** Begin PROVIDED DATA **

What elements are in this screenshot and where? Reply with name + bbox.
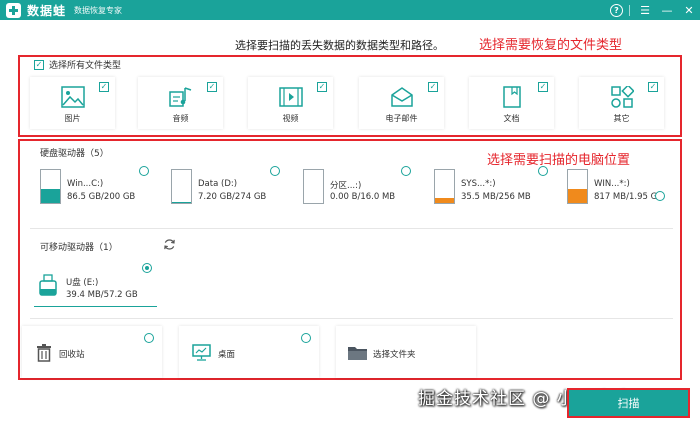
drive-item[interactable]: SYS...*:) 35.5 MB/256 MB: [434, 166, 549, 210]
help-icon[interactable]: ?: [610, 3, 623, 17]
location-card-desktop[interactable]: 桌面: [179, 326, 319, 378]
select-all-check-icon: ✓: [34, 59, 44, 70]
drive-item[interactable]: Data (D:) 7.20 GB/274 GB: [171, 166, 286, 210]
file-type-card-document[interactable]: ✓ 文档: [469, 77, 554, 129]
other-checkbox[interactable]: ✓: [648, 82, 658, 92]
file-type-card-audio[interactable]: ✓ 音频: [138, 77, 223, 129]
drive-size: 35.5 MB/256 MB: [461, 192, 531, 202]
menu-button[interactable]: ☰: [634, 0, 656, 20]
app-name: 数据蛙: [27, 3, 67, 18]
file-type-card-other[interactable]: ✓ 其它: [579, 77, 664, 129]
drive-name: WIN...*:): [594, 179, 630, 189]
image-icon: [60, 86, 85, 108]
location-label: 桌面: [218, 350, 236, 360]
toolbar-divider: [629, 4, 630, 16]
usb-drive-name: U盘 (E:): [66, 278, 99, 288]
usb-drive-radio[interactable]: [142, 263, 152, 273]
minimize-button[interactable]: —: [656, 0, 678, 20]
file-type-label: 音频: [172, 114, 189, 123]
app-subtitle: 数据恢复专家: [74, 5, 123, 15]
desktop-icon: [192, 344, 211, 361]
drive-name: 分区...:): [330, 181, 362, 191]
video-icon: [278, 87, 303, 107]
drive-usage-fill: [172, 202, 191, 203]
drive-usage-fill: [568, 189, 587, 203]
recycle-bin-icon: [37, 344, 51, 362]
app-logo: 数据蛙 数据恢复专家: [6, 2, 122, 19]
hard-drives-title: 硬盘驱动器（5）: [40, 149, 109, 159]
location-card-folder[interactable]: 选择文件夹: [336, 326, 476, 378]
removable-drives-title: 可移动驱动器（1）: [40, 243, 118, 253]
file-type-label: 其它: [613, 114, 630, 123]
drive-usage-fill: [435, 198, 454, 203]
other-icon: [610, 86, 634, 108]
select-all-types-checkbox[interactable]: ✓ 选择所有文件类型: [34, 58, 121, 71]
title-bar: 数据蛙 数据恢复专家 ? ☰ — ✕: [0, 0, 700, 20]
drive-radio[interactable]: [538, 166, 548, 176]
email-checkbox[interactable]: ✓: [428, 82, 438, 92]
file-type-card-video[interactable]: ✓ 视频: [248, 77, 333, 129]
folder-icon: [348, 347, 367, 360]
drive-radio[interactable]: [401, 166, 411, 176]
drive-size: 0.00 B/16.0 MB: [330, 192, 396, 202]
audio-checkbox[interactable]: ✓: [207, 82, 217, 92]
usb-drive-item[interactable]: U盘 (E:) 39.4 MB/57.2 GB: [34, 262, 157, 307]
music-icon: [168, 87, 191, 107]
file-type-label: 图片: [64, 114, 81, 123]
drive-usage-fill: [41, 188, 60, 203]
drive-radio[interactable]: [139, 166, 149, 176]
file-type-card-image[interactable]: ✓ 图片: [30, 77, 115, 129]
file-type-label: 文档: [503, 114, 520, 123]
document-icon: [502, 86, 521, 108]
file-type-annotation: 选择需要恢复的文件类型: [479, 38, 623, 53]
drive-icon: [171, 169, 192, 204]
window-controls: ? ☰ — ✕: [610, 0, 700, 20]
location-label: 选择文件夹: [373, 350, 416, 360]
drive-size: 7.20 GB/274 GB: [198, 192, 267, 202]
logo-icon: [6, 2, 21, 18]
location-label: 回收站: [59, 350, 85, 360]
select-all-label: 选择所有文件类型: [49, 61, 122, 71]
location-card-recycle-bin[interactable]: 回收站: [22, 326, 162, 378]
drive-item[interactable]: Win...C:) 86.5 GB/200 GB: [40, 166, 155, 210]
drive-item[interactable]: WIN...*:) 817 MB/1.95 GB: [567, 166, 667, 210]
drive-size: 817 MB/1.95 GB: [594, 192, 664, 202]
close-button[interactable]: ✕: [678, 0, 700, 20]
drive-name: SYS...*:): [461, 179, 496, 189]
file-type-card-email[interactable]: ✓ 电子邮件: [359, 77, 444, 129]
drive-icon: [434, 169, 455, 204]
drive-radio[interactable]: [270, 166, 280, 176]
location-radio[interactable]: [144, 333, 154, 343]
section-divider: [30, 228, 673, 229]
drive-icon: [567, 169, 588, 204]
drive-icon: [303, 169, 324, 204]
instruction-text: 选择要扫描的丢失数据的数据类型和路径。: [235, 39, 444, 52]
usb-drive-icon: [39, 274, 57, 296]
usb-drive-size: 39.4 MB/57.2 GB: [66, 290, 138, 300]
drive-name: Data (D:): [198, 179, 238, 189]
drive-name: Win...C:): [67, 179, 104, 189]
video-checkbox[interactable]: ✓: [317, 82, 327, 92]
scan-button[interactable]: 扫描: [567, 388, 690, 418]
location-radio[interactable]: [301, 333, 311, 343]
drive-item[interactable]: 分区...:) 0.00 B/16.0 MB: [303, 166, 418, 210]
refresh-icon[interactable]: [163, 238, 176, 251]
image-checkbox[interactable]: ✓: [99, 82, 109, 92]
drive-size: 86.5 GB/200 GB: [67, 192, 136, 202]
file-type-label: 电子邮件: [385, 114, 418, 123]
document-checkbox[interactable]: ✓: [538, 82, 548, 92]
section-divider: [30, 318, 673, 319]
drive-icon: [40, 169, 61, 204]
email-icon: [390, 87, 413, 107]
file-type-label: 视频: [282, 114, 299, 123]
drive-radio[interactable]: [655, 191, 665, 201]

** End PROVIDED DATA **

EXERCISE REQUIREMENTS: Copy every line of the records above word for word, leaving out the pictures.

EXERCISE SOLUTION:
What elements are in this screenshot and where? Reply with name + bbox.
drive-item[interactable]: SYS...*:) 35.5 MB/256 MB: [434, 166, 549, 210]
help-icon[interactable]: ?: [610, 3, 623, 17]
location-card-desktop[interactable]: 桌面: [179, 326, 319, 378]
select-all-check-icon: ✓: [34, 59, 44, 70]
drive-item[interactable]: Data (D:) 7.20 GB/274 GB: [171, 166, 286, 210]
file-type-card-document[interactable]: ✓ 文档: [469, 77, 554, 129]
other-checkbox[interactable]: ✓: [648, 82, 658, 92]
file-type-card-audio[interactable]: ✓ 音频: [138, 77, 223, 129]
drive-size: 35.5 MB/256 MB: [461, 192, 531, 202]
menu-button[interactable]: ☰: [634, 0, 656, 20]
app-name: 数据蛙: [27, 3, 67, 18]
file-type-card-other[interactable]: ✓ 其它: [579, 77, 664, 129]
drive-name: WIN...*:): [594, 179, 630, 189]
image-icon: [60, 86, 85, 108]
location-label: 桌面: [218, 350, 236, 360]
toolbar-divider: [629, 4, 630, 16]
usb-drive-name: U盘 (E:): [66, 278, 99, 288]
usb-drive-radio[interactable]: [142, 263, 152, 273]
minimize-button[interactable]: —: [656, 0, 678, 20]
file-type-label: 音频: [172, 114, 189, 123]
app-subtitle: 数据恢复专家: [74, 5, 123, 15]
desktop-icon: [192, 344, 211, 361]
drive-name: 分区...:): [330, 181, 362, 191]
video-icon: [278, 87, 303, 107]
drive-usage-fill: [172, 202, 191, 203]
drive-usage-fill: [568, 189, 587, 203]
recycle-bin-icon: [37, 344, 51, 362]
app-logo: 数据蛙 数据恢复专家: [6, 2, 122, 19]
hard-drives-title: 硬盘驱动器（5）: [40, 149, 109, 159]
location-card-folder[interactable]: 选择文件夹: [336, 326, 476, 378]
removable-drives-title: 可移动驱动器（1）: [40, 243, 118, 253]
file-type-label: 其它: [613, 114, 630, 123]
drive-usage-fill: [435, 198, 454, 203]
other-icon: [610, 86, 634, 108]
select-all-types-checkbox[interactable]: ✓ 选择所有文件类型: [34, 58, 121, 71]
title-bar: 数据蛙 数据恢复专家 ? ☰ — ✕: [0, 0, 700, 20]
drive-radio[interactable]: [538, 166, 548, 176]
email-checkbox[interactable]: ✓: [428, 82, 438, 92]
file-type-card-video[interactable]: ✓ 视频: [248, 77, 333, 129]
folder-icon: [348, 347, 367, 360]
drive-radio[interactable]: [401, 166, 411, 176]
drive-size: 0.00 B/16.0 MB: [330, 192, 396, 202]
audio-checkbox[interactable]: ✓: [207, 82, 217, 92]
usb-drive-item[interactable]: U盘 (E:) 39.4 MB/57.2 GB: [34, 262, 157, 307]
music-icon: [168, 87, 191, 107]
file-type-label: 图片: [64, 114, 81, 123]
drive-usage-fill: [41, 188, 60, 203]
drive-radio[interactable]: [139, 166, 149, 176]
file-type-card-image[interactable]: ✓ 图片: [30, 77, 115, 129]
file-type-label: 文档: [503, 114, 520, 123]
document-icon: [502, 86, 521, 108]
file-type-annotation: 选择需要恢复的文件类型: [479, 38, 623, 53]
drive-icon: [171, 169, 192, 204]
window-controls: ? ☰ — ✕: [610, 0, 700, 20]
location-label: 选择文件夹: [373, 350, 416, 360]
drive-size: 7.20 GB/274 GB: [198, 192, 267, 202]
logo-icon: [6, 2, 21, 18]
location-label: 回收站: [59, 350, 85, 360]
select-all-label: 选择所有文件类型: [49, 61, 122, 71]
location-card-recycle-bin[interactable]: 回收站: [22, 326, 162, 378]
drive-item[interactable]: Win...C:) 86.5 GB/200 GB: [40, 166, 155, 210]
drive-item[interactable]: WIN...*:) 817 MB/1.95 GB: [567, 166, 667, 210]
drive-size: 817 MB/1.95 GB: [594, 192, 664, 202]
close-button[interactable]: ✕: [678, 0, 700, 20]
drive-name: SYS...*:): [461, 179, 496, 189]
file-type-card-email[interactable]: ✓ 电子邮件: [359, 77, 444, 129]
drive-icon: [434, 169, 455, 204]
drive-radio[interactable]: [270, 166, 280, 176]
location-radio[interactable]: [144, 333, 154, 343]
section-divider: [30, 228, 673, 229]
drive-icon: [567, 169, 588, 204]
drive-icon: [303, 169, 324, 204]
instruction-text: 选择要扫描的丢失数据的数据类型和路径。: [235, 39, 444, 52]
usb-drive-icon: [39, 274, 57, 296]
usb-drive-size: 39.4 MB/57.2 GB: [66, 290, 138, 300]
drive-name: Data (D:): [198, 179, 238, 189]
drive-name: Win...C:): [67, 179, 104, 189]
video-checkbox[interactable]: ✓: [317, 82, 327, 92]
scan-button[interactable]: 扫描: [567, 388, 690, 418]
location-radio[interactable]: [301, 333, 311, 343]
drive-item[interactable]: 分区...:) 0.00 B/16.0 MB: [303, 166, 418, 210]
refresh-icon[interactable]: [163, 238, 176, 251]
image-checkbox[interactable]: ✓: [99, 82, 109, 92]
drive-size: 86.5 GB/200 GB: [67, 192, 136, 202]
file-type-label: 电子邮件: [385, 114, 418, 123]
document-checkbox[interactable]: ✓: [538, 82, 548, 92]
section-divider: [30, 318, 673, 319]
drive-icon: [40, 169, 61, 204]
email-icon: [390, 87, 413, 107]
file-type-label: 视频: [282, 114, 299, 123]
drive-radio[interactable]: [655, 191, 665, 201]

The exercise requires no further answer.